*What the exercise asks*.
From the entries that follow, gather each line holding the word "unknown".

=== Source records ===

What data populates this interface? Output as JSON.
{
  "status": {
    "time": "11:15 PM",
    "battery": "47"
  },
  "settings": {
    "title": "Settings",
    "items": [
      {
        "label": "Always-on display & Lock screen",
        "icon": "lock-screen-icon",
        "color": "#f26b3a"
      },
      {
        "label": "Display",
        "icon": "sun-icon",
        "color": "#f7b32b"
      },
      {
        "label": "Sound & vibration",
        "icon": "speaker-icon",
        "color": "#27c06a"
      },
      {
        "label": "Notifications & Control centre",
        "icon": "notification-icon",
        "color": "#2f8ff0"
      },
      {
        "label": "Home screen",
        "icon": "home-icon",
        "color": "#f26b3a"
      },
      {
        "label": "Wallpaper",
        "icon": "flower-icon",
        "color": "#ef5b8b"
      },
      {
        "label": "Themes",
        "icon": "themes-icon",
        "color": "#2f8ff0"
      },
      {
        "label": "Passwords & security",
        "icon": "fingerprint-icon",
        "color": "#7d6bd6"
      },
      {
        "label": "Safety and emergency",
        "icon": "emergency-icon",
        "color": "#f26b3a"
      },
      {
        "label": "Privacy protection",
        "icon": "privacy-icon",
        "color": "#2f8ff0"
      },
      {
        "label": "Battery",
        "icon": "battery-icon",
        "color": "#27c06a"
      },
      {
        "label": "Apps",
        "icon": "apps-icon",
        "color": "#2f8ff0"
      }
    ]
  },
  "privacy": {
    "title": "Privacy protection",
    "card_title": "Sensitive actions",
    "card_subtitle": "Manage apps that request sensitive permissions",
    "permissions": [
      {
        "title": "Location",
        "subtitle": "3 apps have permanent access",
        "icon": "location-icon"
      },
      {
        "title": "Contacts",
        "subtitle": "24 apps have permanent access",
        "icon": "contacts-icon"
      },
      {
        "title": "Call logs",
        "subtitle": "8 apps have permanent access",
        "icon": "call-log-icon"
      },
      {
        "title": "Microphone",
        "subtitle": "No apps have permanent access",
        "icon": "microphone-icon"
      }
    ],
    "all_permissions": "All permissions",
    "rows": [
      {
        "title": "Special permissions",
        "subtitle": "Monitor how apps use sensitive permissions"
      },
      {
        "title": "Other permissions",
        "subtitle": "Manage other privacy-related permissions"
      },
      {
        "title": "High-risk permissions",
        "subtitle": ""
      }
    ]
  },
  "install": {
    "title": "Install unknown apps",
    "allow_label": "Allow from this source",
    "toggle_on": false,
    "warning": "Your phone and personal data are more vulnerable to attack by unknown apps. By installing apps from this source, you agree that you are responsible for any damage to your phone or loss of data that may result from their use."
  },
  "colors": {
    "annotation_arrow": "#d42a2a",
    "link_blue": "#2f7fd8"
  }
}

===

*Complete answer*.
    "title": "Install unknown apps",
    "warning": "Your phone and personal data are more vulnerable to attack by unknown apps. By installing apps from this source, you agree that you are responsible for any damage to your phone or loss of data that may result from their use."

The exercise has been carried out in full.